__Dataset entries__:
━━━━━━━━━━━━━━━━━━━━━━━━━━━━━━

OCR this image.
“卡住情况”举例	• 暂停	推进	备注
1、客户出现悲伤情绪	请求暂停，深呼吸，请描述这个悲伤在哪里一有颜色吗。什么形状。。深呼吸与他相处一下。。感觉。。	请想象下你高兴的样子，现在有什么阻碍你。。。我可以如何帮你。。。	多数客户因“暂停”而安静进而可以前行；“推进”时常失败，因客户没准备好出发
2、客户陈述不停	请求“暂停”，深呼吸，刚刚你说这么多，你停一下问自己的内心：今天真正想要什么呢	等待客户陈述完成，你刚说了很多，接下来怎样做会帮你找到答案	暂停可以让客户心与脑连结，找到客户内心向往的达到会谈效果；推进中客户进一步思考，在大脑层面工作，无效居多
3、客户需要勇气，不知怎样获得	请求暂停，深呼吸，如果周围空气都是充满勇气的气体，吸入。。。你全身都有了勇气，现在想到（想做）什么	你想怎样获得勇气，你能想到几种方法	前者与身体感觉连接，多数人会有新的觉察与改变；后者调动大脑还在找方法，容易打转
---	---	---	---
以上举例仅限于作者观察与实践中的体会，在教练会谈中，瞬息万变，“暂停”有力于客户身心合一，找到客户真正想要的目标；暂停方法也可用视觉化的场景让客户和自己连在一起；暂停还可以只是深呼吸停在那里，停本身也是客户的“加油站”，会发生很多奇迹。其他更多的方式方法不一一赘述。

━━━━━━━━━━━━━━━━━━━━━━━━━━━━━━

__Do this__:
Write the entries again, exactly as they stand.

__Answer below__:
OCR this image.
“卡住情况”举例	• 暂停	推进	备注
1、客户出现悲伤情绪	请求暂停，深呼吸，请描述这个悲伤在哪里一有颜色吗。什么形状。。深呼吸与他相处一下。。感觉。。	请想象下你高兴的样子，现在有什么阻碍你。。。我可以如何帮你。。。	多数客户因“暂停”而安静进而可以前行；“推进”时常失败，因客户没准备好出发
2、客户陈述不停	请求“暂停”，深呼吸，刚刚你说这么多，你停一下问自己的内心：今天真正想要什么呢	等待客户陈述完成，你刚说了很多，接下来怎样做会帮你找到答案	暂停可以让客户心与脑连结，找到客户内心向往的达到会谈效果；推进中客户进一步思考，在大脑层面工作，无效居多
3、客户需要勇气，不知怎样获得	请求暂停，深呼吸，如果周围空气都是充满勇气的气体，吸入。。。你全身都有了勇气，现在想到（想做）什么	你想怎样获得勇气，你能想到几种方法	前者与身体感觉连接，多数人会有新的觉察与改变；后者调动大脑还在找方法，容易打转
---	---	---	---
以上举例仅限于作者观察与实践中的体会，在教练会谈中，瞬息万变，“暂停”有力于客户身心合一，找到客户真正想要的目标；暂停方法也可用视觉化的场景让客户和自己连在一起；暂停还可以只是深呼吸停在那里，停本身也是客户的“加油站”，会发生很多奇迹。其他更多的方式方法不一一赘述。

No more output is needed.